Task instructions: Rename "gender-modal" to "gender-dialog" in the rows from the start through the line containing "system-nav-bar — [0, 1928, 899, 2048]", and give those lines again with nothing else changed.

Supplied information:
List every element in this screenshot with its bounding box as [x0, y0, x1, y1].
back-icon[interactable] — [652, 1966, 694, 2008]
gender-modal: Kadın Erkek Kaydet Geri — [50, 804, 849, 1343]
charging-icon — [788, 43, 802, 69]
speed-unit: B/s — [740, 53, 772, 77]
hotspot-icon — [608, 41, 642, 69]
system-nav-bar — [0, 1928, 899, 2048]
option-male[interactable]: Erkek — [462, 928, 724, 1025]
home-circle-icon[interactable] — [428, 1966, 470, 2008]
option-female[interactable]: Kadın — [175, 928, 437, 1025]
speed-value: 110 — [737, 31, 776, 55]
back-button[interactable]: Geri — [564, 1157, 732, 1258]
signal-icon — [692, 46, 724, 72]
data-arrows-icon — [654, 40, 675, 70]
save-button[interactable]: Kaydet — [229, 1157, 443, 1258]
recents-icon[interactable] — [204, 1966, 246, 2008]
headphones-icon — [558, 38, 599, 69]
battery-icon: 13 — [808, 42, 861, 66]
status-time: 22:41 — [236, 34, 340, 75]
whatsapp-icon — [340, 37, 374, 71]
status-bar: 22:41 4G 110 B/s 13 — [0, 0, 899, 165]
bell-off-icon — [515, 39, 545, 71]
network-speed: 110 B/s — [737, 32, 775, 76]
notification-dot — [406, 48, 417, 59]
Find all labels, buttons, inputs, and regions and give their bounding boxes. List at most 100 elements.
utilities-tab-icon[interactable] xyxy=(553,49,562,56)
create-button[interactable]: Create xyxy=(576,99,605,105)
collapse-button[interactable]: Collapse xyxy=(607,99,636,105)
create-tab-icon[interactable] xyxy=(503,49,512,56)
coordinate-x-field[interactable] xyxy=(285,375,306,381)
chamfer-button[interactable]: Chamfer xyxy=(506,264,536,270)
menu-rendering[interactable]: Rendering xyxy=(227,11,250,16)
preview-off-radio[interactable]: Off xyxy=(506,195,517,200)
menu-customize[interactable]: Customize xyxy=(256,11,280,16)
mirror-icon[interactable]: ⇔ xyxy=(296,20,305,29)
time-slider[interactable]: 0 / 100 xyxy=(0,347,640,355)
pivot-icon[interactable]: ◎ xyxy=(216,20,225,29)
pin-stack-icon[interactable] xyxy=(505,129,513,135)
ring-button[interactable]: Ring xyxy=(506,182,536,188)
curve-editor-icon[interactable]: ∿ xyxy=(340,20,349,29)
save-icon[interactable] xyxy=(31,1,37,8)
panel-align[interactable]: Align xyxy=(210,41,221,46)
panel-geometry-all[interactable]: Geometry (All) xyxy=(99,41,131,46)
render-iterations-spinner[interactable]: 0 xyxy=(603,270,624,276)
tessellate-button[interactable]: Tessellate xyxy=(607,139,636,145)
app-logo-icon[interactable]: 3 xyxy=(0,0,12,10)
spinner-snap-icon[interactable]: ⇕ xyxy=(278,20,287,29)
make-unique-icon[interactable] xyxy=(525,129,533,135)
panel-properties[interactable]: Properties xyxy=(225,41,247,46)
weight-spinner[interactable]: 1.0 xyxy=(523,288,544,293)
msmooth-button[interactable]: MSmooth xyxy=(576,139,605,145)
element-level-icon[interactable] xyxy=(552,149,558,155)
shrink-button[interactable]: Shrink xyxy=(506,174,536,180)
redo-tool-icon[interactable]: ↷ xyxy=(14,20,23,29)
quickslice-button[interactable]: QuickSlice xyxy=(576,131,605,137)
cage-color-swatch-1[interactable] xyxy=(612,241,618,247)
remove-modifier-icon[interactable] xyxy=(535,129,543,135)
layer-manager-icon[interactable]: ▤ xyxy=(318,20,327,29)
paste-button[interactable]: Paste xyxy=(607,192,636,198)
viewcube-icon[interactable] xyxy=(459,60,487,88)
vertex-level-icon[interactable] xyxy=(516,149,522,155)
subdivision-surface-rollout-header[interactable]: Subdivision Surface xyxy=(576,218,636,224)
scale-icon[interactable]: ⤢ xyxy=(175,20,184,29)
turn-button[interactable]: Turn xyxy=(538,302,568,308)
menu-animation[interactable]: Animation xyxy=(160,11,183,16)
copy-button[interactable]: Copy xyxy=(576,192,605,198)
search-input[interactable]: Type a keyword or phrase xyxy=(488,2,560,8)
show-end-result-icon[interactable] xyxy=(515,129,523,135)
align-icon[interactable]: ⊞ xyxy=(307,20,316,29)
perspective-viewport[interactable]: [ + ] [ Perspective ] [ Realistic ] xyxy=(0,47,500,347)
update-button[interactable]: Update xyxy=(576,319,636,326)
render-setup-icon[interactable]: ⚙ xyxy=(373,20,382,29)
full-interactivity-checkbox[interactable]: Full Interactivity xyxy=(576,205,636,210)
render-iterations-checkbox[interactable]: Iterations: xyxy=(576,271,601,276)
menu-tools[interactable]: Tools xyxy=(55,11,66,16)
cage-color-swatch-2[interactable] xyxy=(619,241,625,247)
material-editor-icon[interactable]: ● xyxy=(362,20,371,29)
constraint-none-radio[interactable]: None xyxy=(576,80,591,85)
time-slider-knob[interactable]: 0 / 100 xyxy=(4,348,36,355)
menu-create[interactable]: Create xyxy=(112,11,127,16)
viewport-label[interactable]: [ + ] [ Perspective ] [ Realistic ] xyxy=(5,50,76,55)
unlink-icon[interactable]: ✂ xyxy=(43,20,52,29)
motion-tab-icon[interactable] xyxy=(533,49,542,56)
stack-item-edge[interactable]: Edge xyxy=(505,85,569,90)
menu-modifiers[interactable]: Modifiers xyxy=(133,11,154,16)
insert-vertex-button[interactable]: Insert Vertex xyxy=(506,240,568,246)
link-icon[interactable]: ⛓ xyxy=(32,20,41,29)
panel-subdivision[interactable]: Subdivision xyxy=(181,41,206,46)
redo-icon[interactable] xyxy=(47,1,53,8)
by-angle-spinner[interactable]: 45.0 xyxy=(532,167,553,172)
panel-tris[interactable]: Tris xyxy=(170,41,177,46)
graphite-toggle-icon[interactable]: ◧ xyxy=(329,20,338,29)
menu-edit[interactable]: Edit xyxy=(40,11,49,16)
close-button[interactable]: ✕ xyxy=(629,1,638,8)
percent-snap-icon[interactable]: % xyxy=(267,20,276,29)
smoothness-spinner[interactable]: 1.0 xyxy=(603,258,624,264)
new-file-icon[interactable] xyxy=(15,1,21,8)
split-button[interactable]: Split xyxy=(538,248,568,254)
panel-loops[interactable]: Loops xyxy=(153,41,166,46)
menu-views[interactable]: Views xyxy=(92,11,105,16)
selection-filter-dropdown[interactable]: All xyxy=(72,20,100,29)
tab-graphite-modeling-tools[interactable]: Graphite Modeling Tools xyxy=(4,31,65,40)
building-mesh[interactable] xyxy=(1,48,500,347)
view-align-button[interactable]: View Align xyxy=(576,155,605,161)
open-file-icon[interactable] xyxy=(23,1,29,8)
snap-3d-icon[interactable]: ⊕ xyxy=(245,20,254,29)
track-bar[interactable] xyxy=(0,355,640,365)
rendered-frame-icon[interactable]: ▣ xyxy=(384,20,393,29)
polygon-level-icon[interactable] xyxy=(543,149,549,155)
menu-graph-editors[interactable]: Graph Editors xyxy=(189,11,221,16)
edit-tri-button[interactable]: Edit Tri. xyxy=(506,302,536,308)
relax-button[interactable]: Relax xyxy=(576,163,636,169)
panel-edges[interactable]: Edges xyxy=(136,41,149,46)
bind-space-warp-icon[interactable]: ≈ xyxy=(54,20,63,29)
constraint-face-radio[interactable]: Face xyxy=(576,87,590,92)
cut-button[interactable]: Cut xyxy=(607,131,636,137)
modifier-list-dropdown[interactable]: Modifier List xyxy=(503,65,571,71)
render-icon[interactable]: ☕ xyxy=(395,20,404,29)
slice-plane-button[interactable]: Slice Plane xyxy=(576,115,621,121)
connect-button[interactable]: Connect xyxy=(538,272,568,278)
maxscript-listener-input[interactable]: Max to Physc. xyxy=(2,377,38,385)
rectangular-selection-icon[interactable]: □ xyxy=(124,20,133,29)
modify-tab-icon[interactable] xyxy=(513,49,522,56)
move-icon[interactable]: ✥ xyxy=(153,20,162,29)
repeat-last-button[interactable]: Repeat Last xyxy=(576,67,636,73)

Answer to the problem:
List every element in this screenshot with its bounding box as [x0, y0, x1, y1].
back-icon[interactable] — [652, 1966, 694, 2008]
gender-dialog: Kadın Erkek Kaydet Geri — [50, 804, 849, 1343]
charging-icon — [788, 43, 802, 69]
speed-unit: B/s — [740, 53, 772, 77]
hotspot-icon — [608, 41, 642, 69]
system-nav-bar — [0, 1928, 899, 2048]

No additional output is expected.